Objective:
Type out all the records word for word. Any pictures are to be left out.

Information supplied:
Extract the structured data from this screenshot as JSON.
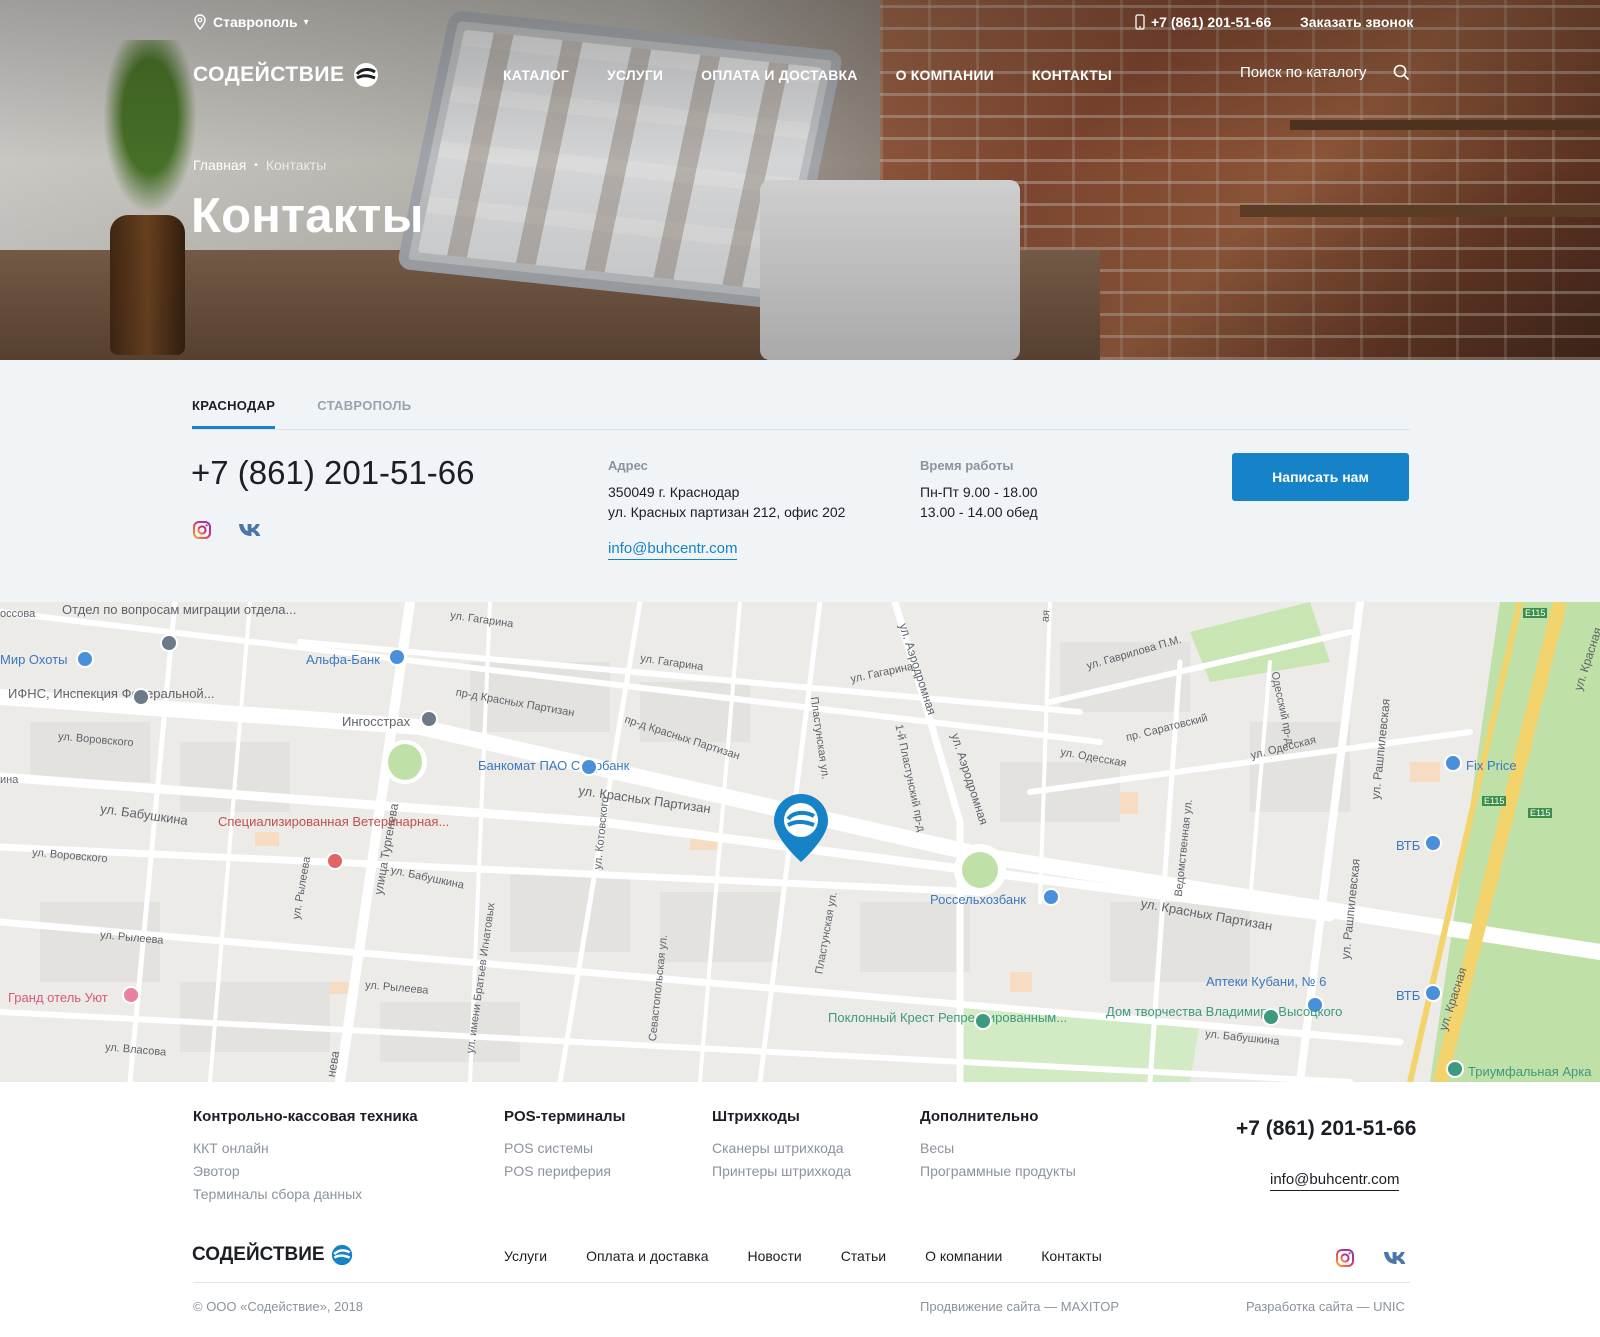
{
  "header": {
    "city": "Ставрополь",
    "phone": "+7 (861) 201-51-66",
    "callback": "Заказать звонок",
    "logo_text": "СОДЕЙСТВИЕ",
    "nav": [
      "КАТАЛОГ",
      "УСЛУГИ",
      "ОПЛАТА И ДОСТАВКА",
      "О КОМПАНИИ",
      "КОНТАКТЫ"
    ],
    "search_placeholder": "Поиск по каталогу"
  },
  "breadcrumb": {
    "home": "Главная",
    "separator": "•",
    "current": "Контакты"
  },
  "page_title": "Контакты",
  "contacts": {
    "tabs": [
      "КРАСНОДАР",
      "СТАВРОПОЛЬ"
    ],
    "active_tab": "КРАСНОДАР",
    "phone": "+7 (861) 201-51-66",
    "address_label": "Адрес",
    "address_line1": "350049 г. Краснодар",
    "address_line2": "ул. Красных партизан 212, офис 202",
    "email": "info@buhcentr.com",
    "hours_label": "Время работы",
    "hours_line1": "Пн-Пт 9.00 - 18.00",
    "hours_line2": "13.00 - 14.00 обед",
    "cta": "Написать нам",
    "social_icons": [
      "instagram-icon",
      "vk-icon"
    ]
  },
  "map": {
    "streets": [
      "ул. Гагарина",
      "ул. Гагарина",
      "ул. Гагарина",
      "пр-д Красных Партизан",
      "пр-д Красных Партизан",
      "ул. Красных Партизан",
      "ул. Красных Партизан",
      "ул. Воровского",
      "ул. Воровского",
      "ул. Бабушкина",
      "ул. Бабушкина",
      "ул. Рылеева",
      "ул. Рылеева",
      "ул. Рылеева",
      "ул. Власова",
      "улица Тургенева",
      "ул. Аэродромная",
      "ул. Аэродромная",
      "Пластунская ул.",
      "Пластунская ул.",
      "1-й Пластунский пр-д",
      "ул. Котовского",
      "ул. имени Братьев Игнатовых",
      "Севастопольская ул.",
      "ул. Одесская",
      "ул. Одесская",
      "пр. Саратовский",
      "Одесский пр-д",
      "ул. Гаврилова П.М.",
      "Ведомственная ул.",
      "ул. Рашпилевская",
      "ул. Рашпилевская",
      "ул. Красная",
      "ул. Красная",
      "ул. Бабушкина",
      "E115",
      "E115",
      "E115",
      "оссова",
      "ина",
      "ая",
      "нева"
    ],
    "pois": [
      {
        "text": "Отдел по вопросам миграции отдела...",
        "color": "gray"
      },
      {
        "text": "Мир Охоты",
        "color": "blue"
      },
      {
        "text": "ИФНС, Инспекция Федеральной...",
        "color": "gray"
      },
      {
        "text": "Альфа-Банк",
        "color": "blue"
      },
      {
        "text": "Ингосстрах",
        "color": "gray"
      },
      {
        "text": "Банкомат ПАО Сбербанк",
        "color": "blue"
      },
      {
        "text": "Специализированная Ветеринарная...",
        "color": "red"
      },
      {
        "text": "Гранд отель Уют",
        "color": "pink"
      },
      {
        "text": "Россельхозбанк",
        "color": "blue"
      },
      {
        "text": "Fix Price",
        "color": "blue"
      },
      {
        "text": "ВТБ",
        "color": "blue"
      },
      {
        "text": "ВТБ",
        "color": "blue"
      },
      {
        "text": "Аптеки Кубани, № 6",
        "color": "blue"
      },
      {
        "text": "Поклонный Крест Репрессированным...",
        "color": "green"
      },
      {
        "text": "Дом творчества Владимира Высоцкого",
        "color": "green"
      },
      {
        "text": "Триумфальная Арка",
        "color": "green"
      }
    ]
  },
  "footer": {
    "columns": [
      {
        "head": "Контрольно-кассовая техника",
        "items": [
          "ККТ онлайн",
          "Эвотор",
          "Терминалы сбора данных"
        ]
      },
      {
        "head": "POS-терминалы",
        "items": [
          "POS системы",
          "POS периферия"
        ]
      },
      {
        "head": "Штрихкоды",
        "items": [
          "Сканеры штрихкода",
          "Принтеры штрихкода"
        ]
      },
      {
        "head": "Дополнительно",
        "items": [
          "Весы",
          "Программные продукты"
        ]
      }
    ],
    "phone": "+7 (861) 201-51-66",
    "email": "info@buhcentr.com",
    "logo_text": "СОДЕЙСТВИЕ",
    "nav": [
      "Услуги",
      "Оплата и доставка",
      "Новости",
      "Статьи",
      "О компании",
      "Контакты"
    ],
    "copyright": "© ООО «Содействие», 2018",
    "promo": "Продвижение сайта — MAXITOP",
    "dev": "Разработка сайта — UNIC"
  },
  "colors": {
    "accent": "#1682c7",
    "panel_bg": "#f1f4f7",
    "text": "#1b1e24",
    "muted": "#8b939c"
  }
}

Answer to the exercise:
Extract the structured data from this screenshot as JSON.
{
  "header": {
    "city": "Ставрополь",
    "phone": "+7 (861) 201-51-66",
    "callback": "Заказать звонок",
    "logo_text": "СОДЕЙСТВИЕ",
    "nav": [
      "КАТАЛОГ",
      "УСЛУГИ",
      "ОПЛАТА И ДОСТАВКА",
      "О КОМПАНИИ",
      "КОНТАКТЫ"
    ],
    "search_placeholder": "Поиск по каталогу"
  },
  "breadcrumb": {
    "home": "Главная",
    "separator": "•",
    "current": "Контакты"
  },
  "page_title": "Контакты",
  "contacts": {
    "tabs": [
      "КРАСНОДАР",
      "СТАВРОПОЛЬ"
    ],
    "active_tab": "КРАСНОДАР",
    "phone": "+7 (861) 201-51-66",
    "address_label": "Адрес",
    "address_line1": "350049 г. Краснодар",
    "address_line2": "ул. Красных партизан 212, офис 202",
    "email": "info@buhcentr.com",
    "hours_label": "Время работы",
    "hours_line1": "Пн-Пт 9.00 - 18.00",
    "hours_line2": "13.00 - 14.00 обед",
    "cta": "Написать нам",
    "social_icons": [
      "instagram-icon",
      "vk-icon"
    ]
  },
  "map": {
    "streets": [
      "ул. Гагарина",
      "ул. Гагарина",
      "ул. Гагарина",
      "пр-д Красных Партизан",
      "пр-д Красных Партизан",
      "ул. Красных Партизан",
      "ул. Красных Партизан",
      "ул. Воровского",
      "ул. Воровского",
      "ул. Бабушкина",
      "ул. Бабушкина",
      "ул. Рылеева",
      "ул. Рылеева",
      "ул. Рылеева",
      "ул. Власова",
      "улица Тургенева",
      "ул. Аэродромная",
      "ул. Аэродромная",
      "Пластунская ул.",
      "Пластунская ул.",
      "1-й Пластунский пр-д",
      "ул. Котовского",
      "ул. имени Братьев Игнатовых",
      "Севастопольская ул.",
      "ул. Одесская",
      "ул. Одесская",
      "пр. Саратовский",
      "Одесский пр-д",
      "ул. Гаврилова П.М.",
      "Ведомственная ул.",
      "ул. Рашпилевская",
      "ул. Рашпилевская",
      "ул. Красная",
      "ул. Красная",
      "ул. Бабушкина",
      "E115",
      "E115",
      "E115",
      "оссова",
      "ина",
      "ая",
      "нева"
    ],
    "pois": [
      {
        "text": "Отдел по вопросам миграции отдела...",
        "color": "gray"
      },
      {
        "text": "Мир Охоты",
        "color": "blue"
      },
      {
        "text": "ИФНС, Инспекция Федеральной...",
        "color": "gray"
      },
      {
        "text": "Альфа-Банк",
        "color": "blue"
      },
      {
        "text": "Ингосстрах",
        "color": "gray"
      },
      {
        "text": "Банкомат ПАО Сбербанк",
        "color": "blue"
      },
      {
        "text": "Специализированная Ветеринарная...",
        "color": "red"
      },
      {
        "text": "Гранд отель Уют",
        "color": "pink"
      },
      {
        "text": "Россельхозбанк",
        "color": "blue"
      },
      {
        "text": "Fix Price",
        "color": "blue"
      },
      {
        "text": "ВТБ",
        "color": "blue"
      },
      {
        "text": "ВТБ",
        "color": "blue"
      },
      {
        "text": "Аптеки Кубани, № 6",
        "color": "blue"
      },
      {
        "text": "Поклонный Крест Репрессированным...",
        "color": "green"
      },
      {
        "text": "Дом творчества Владимира Высоцкого",
        "color": "green"
      },
      {
        "text": "Триумфальная Арка",
        "color": "green"
      }
    ]
  },
  "footer": {
    "columns": [
      {
        "head": "Контрольно-кассовая техника",
        "items": [
          "ККТ онлайн",
          "Эвотор",
          "Терминалы сбора данных"
        ]
      },
      {
        "head": "POS-терминалы",
        "items": [
          "POS системы",
          "POS периферия"
        ]
      },
      {
        "head": "Штрихкоды",
        "items": [
          "Сканеры штрихкода",
          "Принтеры штрихкода"
        ]
      },
      {
        "head": "Дополнительно",
        "items": [
          "Весы",
          "Программные продукты"
        ]
      }
    ],
    "phone": "+7 (861) 201-51-66",
    "email": "info@buhcentr.com",
    "logo_text": "СОДЕЙСТВИЕ",
    "nav": [
      "Услуги",
      "Оплата и доставка",
      "Новости",
      "Статьи",
      "О компании",
      "Контакты"
    ],
    "copyright": "© ООО «Содействие», 2018",
    "promo": "Продвижение сайта — MAXITOP",
    "dev": "Разработка сайта — UNIC"
  },
  "colors": {
    "accent": "#1682c7",
    "panel_bg": "#f1f4f7",
    "text": "#1b1e24",
    "muted": "#8b939c"
  }
}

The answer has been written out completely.